>>>>>

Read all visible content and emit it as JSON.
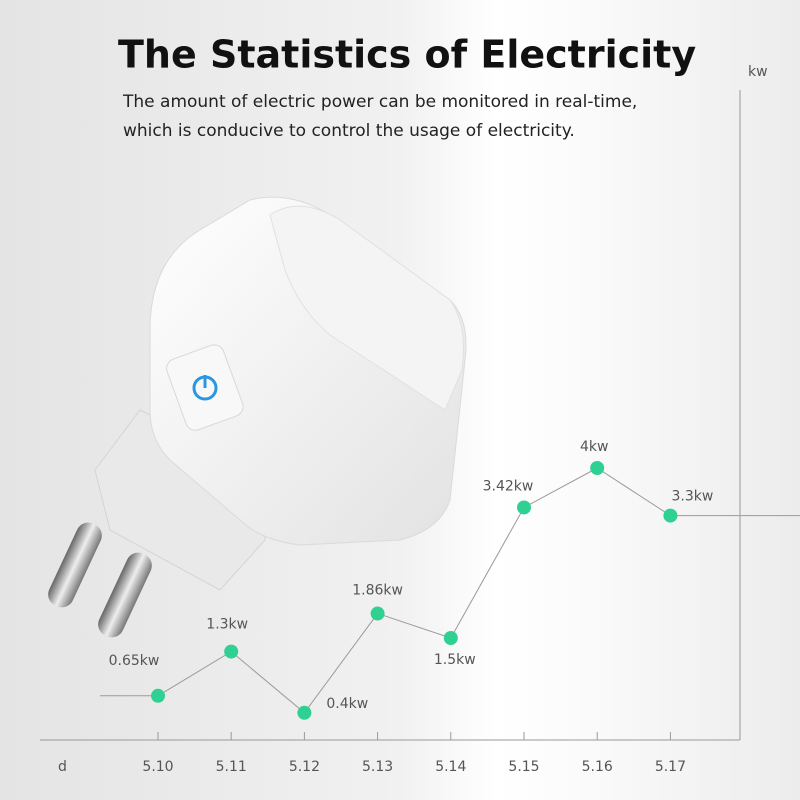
{
  "chart_data": {
    "type": "line",
    "title": "The Statistics of Electricity",
    "subtitle": [
      "The amount of electric power can be monitored in real-time,",
      "which is conducive to control the usage of electricity."
    ],
    "y_label": "kw",
    "x_label": "d",
    "categories": [
      "5.10",
      "5.11",
      "5.12",
      "5.13",
      "5.14",
      "5.15",
      "5.16",
      "5.17"
    ],
    "values": [
      0.65,
      1.3,
      0.4,
      1.86,
      1.5,
      3.42,
      4,
      3.3
    ],
    "value_labels": [
      "0.65kw",
      "1.3kw",
      "0.4kw",
      "1.86kw",
      "1.5kw",
      "3.42kw",
      "4kw",
      "3.3kw"
    ],
    "color": "#2fd192",
    "line_color": "#9a9a9a",
    "ylim": [
      0,
      10
    ]
  }
}
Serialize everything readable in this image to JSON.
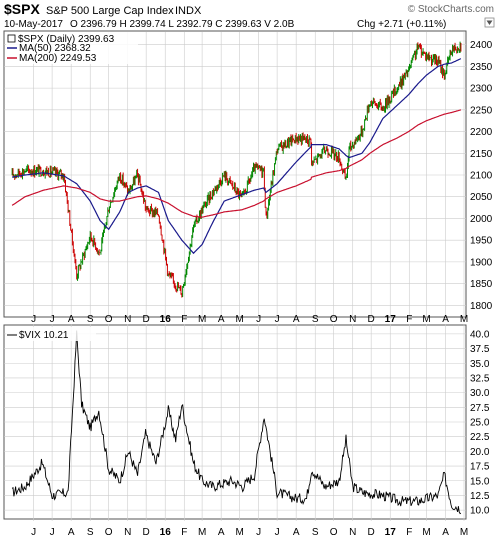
{
  "header": {
    "symbol": "$SPX",
    "name": "S&P 500 Large Cap Index",
    "exchange": "INDX",
    "watermark": "© StockCharts.com",
    "date": "10-May-2017",
    "ohlc": "O 2396.79  H 2399.74  L 2392.79  C 2399.63  V 2.0B",
    "chg": "Chg +2.71 (+0.11%)"
  },
  "colors": {
    "price": "#000000",
    "up": "#008800",
    "down": "#cc0000",
    "ma50": "#1a1a8c",
    "ma200": "#c8102e",
    "grid": "#cccccc",
    "vix": "#000000"
  },
  "legend": {
    "price": "$SPX (Daily) 2399.63",
    "ma50": "MA(50) 2368.32",
    "ma200": "MA(200) 2249.53",
    "vix": "$VIX 10.21"
  },
  "x_axis": {
    "labels": [
      "J",
      "J",
      "A",
      "S",
      "O",
      "N",
      "D",
      "16",
      "F",
      "M",
      "A",
      "M",
      "J",
      "J",
      "A",
      "S",
      "O",
      "N",
      "D",
      "17",
      "F",
      "M",
      "A",
      "M"
    ],
    "bold": [
      "16",
      "17"
    ]
  },
  "chart_data": [
    {
      "type": "line",
      "title": "$SPX",
      "ylim": [
        1780,
        2420
      ],
      "yticks": [
        1800,
        1850,
        1900,
        1950,
        2000,
        2050,
        2100,
        2150,
        2200,
        2250,
        2300,
        2350,
        2400
      ],
      "x": [
        "2015-05-11",
        "2015-06-01",
        "2015-07-01",
        "2015-08-03",
        "2015-08-24",
        "2015-09-15",
        "2015-10-01",
        "2015-10-15",
        "2015-11-02",
        "2015-11-16",
        "2015-12-01",
        "2015-12-15",
        "2016-01-04",
        "2016-01-20",
        "2016-02-11",
        "2016-03-01",
        "2016-03-15",
        "2016-04-01",
        "2016-04-20",
        "2016-05-19",
        "2016-06-08",
        "2016-06-23",
        "2016-06-27",
        "2016-07-15",
        "2016-08-15",
        "2016-09-08",
        "2016-09-09",
        "2016-10-03",
        "2016-10-24",
        "2016-11-04",
        "2016-11-09",
        "2016-11-30",
        "2016-12-13",
        "2017-01-03",
        "2017-01-26",
        "2017-02-14",
        "2017-03-01",
        "2017-03-15",
        "2017-04-03",
        "2017-04-13",
        "2017-04-25",
        "2017-05-10"
      ],
      "series": [
        {
          "name": "$SPX (Daily)",
          "values": [
            2100,
            2110,
            2110,
            2100,
            1870,
            1960,
            1920,
            2025,
            2100,
            2060,
            2100,
            2020,
            2010,
            1870,
            1830,
            1980,
            2020,
            2060,
            2100,
            2045,
            2115,
            2110,
            2000,
            2160,
            2185,
            2180,
            2125,
            2160,
            2140,
            2085,
            2160,
            2200,
            2270,
            2255,
            2300,
            2340,
            2395,
            2375,
            2360,
            2330,
            2390,
            2400
          ]
        },
        {
          "name": "MA(50)",
          "values": [
            2095,
            2100,
            2105,
            2098,
            2080,
            2040,
            1995,
            1975,
            2015,
            2060,
            2070,
            2075,
            2060,
            1995,
            1950,
            1920,
            1940,
            1990,
            2040,
            2055,
            2065,
            2070,
            2060,
            2080,
            2130,
            2165,
            2170,
            2170,
            2160,
            2145,
            2140,
            2150,
            2175,
            2230,
            2260,
            2285,
            2310,
            2330,
            2350,
            2355,
            2358,
            2368
          ]
        },
        {
          "name": "MA(200)",
          "values": [
            2030,
            2050,
            2065,
            2075,
            2070,
            2060,
            2045,
            2040,
            2040,
            2045,
            2050,
            2052,
            2045,
            2035,
            2015,
            2005,
            2003,
            2008,
            2015,
            2020,
            2030,
            2040,
            2045,
            2060,
            2075,
            2090,
            2095,
            2105,
            2110,
            2115,
            2120,
            2135,
            2150,
            2170,
            2185,
            2200,
            2215,
            2225,
            2235,
            2240,
            2244,
            2250
          ]
        }
      ]
    },
    {
      "type": "line",
      "title": "$VIX",
      "ylim": [
        9,
        41
      ],
      "yticks": [
        10,
        12.5,
        15,
        17.5,
        20,
        22.5,
        25,
        27.5,
        30,
        32.5,
        35,
        37.5,
        40
      ],
      "x": [
        "2015-05-11",
        "2015-06-01",
        "2015-06-29",
        "2015-07-15",
        "2015-08-10",
        "2015-08-24",
        "2015-09-01",
        "2015-09-15",
        "2015-09-29",
        "2015-10-15",
        "2015-11-02",
        "2015-11-16",
        "2015-12-01",
        "2015-12-14",
        "2015-12-31",
        "2016-01-20",
        "2016-02-01",
        "2016-02-11",
        "2016-03-01",
        "2016-03-15",
        "2016-04-01",
        "2016-05-02",
        "2016-05-20",
        "2016-06-08",
        "2016-06-24",
        "2016-07-15",
        "2016-08-15",
        "2016-09-01",
        "2016-09-09",
        "2016-10-01",
        "2016-10-24",
        "2016-11-04",
        "2016-11-15",
        "2016-12-01",
        "2017-01-03",
        "2017-02-01",
        "2017-03-01",
        "2017-04-03",
        "2017-04-13",
        "2017-04-25",
        "2017-05-10"
      ],
      "series": [
        {
          "name": "$VIX",
          "values": [
            13,
            14,
            18,
            12.5,
            13,
            40,
            28,
            24,
            27,
            17,
            15,
            20,
            16,
            23,
            18,
            27,
            22,
            28,
            18,
            15,
            14,
            15,
            14,
            16,
            26,
            13,
            12,
            12,
            17,
            14,
            15,
            22,
            14,
            13,
            12.5,
            11.5,
            11.5,
            12.5,
            16,
            11,
            10.2
          ]
        }
      ]
    }
  ]
}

<<<<<

Directive = Copy out every line from the data above that has "Daily" in it.

Task output =
    "price": "$SPX (Daily) 2399.63",
          "name": "$SPX (Daily)",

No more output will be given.